* start Material for the task *
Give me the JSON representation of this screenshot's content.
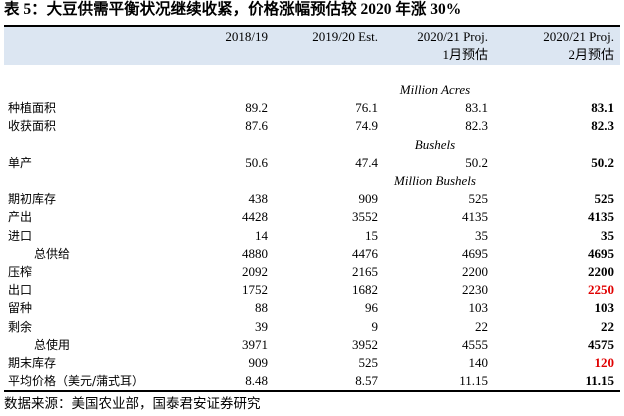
{
  "header": {
    "title": "表 5：大豆供需平衡状况继续收紧，价格涨幅预估较 2020 年涨 30%"
  },
  "table": {
    "columns": [
      [
        "2018/19"
      ],
      [
        "2019/20 Est."
      ],
      [
        "2020/21 Proj.",
        "1月预估"
      ],
      [
        "2020/21 Proj.",
        "2月预估"
      ]
    ],
    "header_color": "#dce6f2",
    "rows": [
      {
        "unit": "Million Acres"
      },
      {
        "label": "种植面积",
        "values": [
          "89.2",
          "76.1",
          "83.1",
          "83.1"
        ]
      },
      {
        "label": "收获面积",
        "values": [
          "87.6",
          "74.9",
          "82.3",
          "82.3"
        ]
      },
      {
        "unit": "Bushels"
      },
      {
        "label": "单产",
        "values": [
          "50.6",
          "47.4",
          "50.2",
          "50.2"
        ]
      },
      {
        "unit": "Million Bushels"
      },
      {
        "label": "期初库存",
        "values": [
          "438",
          "909",
          "525",
          "525"
        ]
      },
      {
        "label": "产出",
        "values": [
          "4428",
          "3552",
          "4135",
          "4135"
        ]
      },
      {
        "label": "进口",
        "values": [
          "14",
          "15",
          "35",
          "35"
        ]
      },
      {
        "label": "总供给",
        "indent": true,
        "values": [
          "4880",
          "4476",
          "4695",
          "4695"
        ]
      },
      {
        "label": "压榨",
        "values": [
          "2092",
          "2165",
          "2200",
          "2200"
        ]
      },
      {
        "label": "出口",
        "values": [
          "1752",
          "1682",
          "2230",
          "2250"
        ],
        "last_color": "#e00000"
      },
      {
        "label": "留种",
        "values": [
          "88",
          "96",
          "103",
          "103"
        ]
      },
      {
        "label": "剩余",
        "values": [
          "39",
          "9",
          "22",
          "22"
        ]
      },
      {
        "label": "总使用",
        "indent": true,
        "values": [
          "3971",
          "3952",
          "4555",
          "4575"
        ]
      },
      {
        "label": "期末库存",
        "values": [
          "909",
          "525",
          "140",
          "120"
        ],
        "last_color": "#e00000"
      },
      {
        "label": "平均价格（美元/蒲式耳）",
        "values": [
          "8.48",
          "8.57",
          "11.15",
          "11.15"
        ]
      }
    ]
  },
  "footer": {
    "source": "数据来源：美国农业部，国泰君安证券研究"
  }
}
* end Material for the task *
_Exercise task:_
Every entry above needs to be retyped exactly; drop the pictures.

_Final result:_
Give me the JSON representation of this screenshot's content.
{
  "header": {
    "title": "表 5：大豆供需平衡状况继续收紧，价格涨幅预估较 2020 年涨 30%"
  },
  "table": {
    "columns": [
      [
        "2018/19"
      ],
      [
        "2019/20 Est."
      ],
      [
        "2020/21 Proj.",
        "1月预估"
      ],
      [
        "2020/21 Proj.",
        "2月预估"
      ]
    ],
    "header_color": "#dce6f2",
    "rows": [
      {
        "unit": "Million Acres"
      },
      {
        "label": "种植面积",
        "values": [
          "89.2",
          "76.1",
          "83.1",
          "83.1"
        ]
      },
      {
        "label": "收获面积",
        "values": [
          "87.6",
          "74.9",
          "82.3",
          "82.3"
        ]
      },
      {
        "unit": "Bushels"
      },
      {
        "label": "单产",
        "values": [
          "50.6",
          "47.4",
          "50.2",
          "50.2"
        ]
      },
      {
        "unit": "Million Bushels"
      },
      {
        "label": "期初库存",
        "values": [
          "438",
          "909",
          "525",
          "525"
        ]
      },
      {
        "label": "产出",
        "values": [
          "4428",
          "3552",
          "4135",
          "4135"
        ]
      },
      {
        "label": "进口",
        "values": [
          "14",
          "15",
          "35",
          "35"
        ]
      },
      {
        "label": "总供给",
        "indent": true,
        "values": [
          "4880",
          "4476",
          "4695",
          "4695"
        ]
      },
      {
        "label": "压榨",
        "values": [
          "2092",
          "2165",
          "2200",
          "2200"
        ]
      },
      {
        "label": "出口",
        "values": [
          "1752",
          "1682",
          "2230",
          "2250"
        ],
        "last_color": "#e00000"
      },
      {
        "label": "留种",
        "values": [
          "88",
          "96",
          "103",
          "103"
        ]
      },
      {
        "label": "剩余",
        "values": [
          "39",
          "9",
          "22",
          "22"
        ]
      },
      {
        "label": "总使用",
        "indent": true,
        "values": [
          "3971",
          "3952",
          "4555",
          "4575"
        ]
      },
      {
        "label": "期末库存",
        "values": [
          "909",
          "525",
          "140",
          "120"
        ],
        "last_color": "#e00000"
      },
      {
        "label": "平均价格（美元/蒲式耳）",
        "values": [
          "8.48",
          "8.57",
          "11.15",
          "11.15"
        ]
      }
    ]
  },
  "footer": {
    "source": "数据来源：美国农业部，国泰君安证券研究"
  }
}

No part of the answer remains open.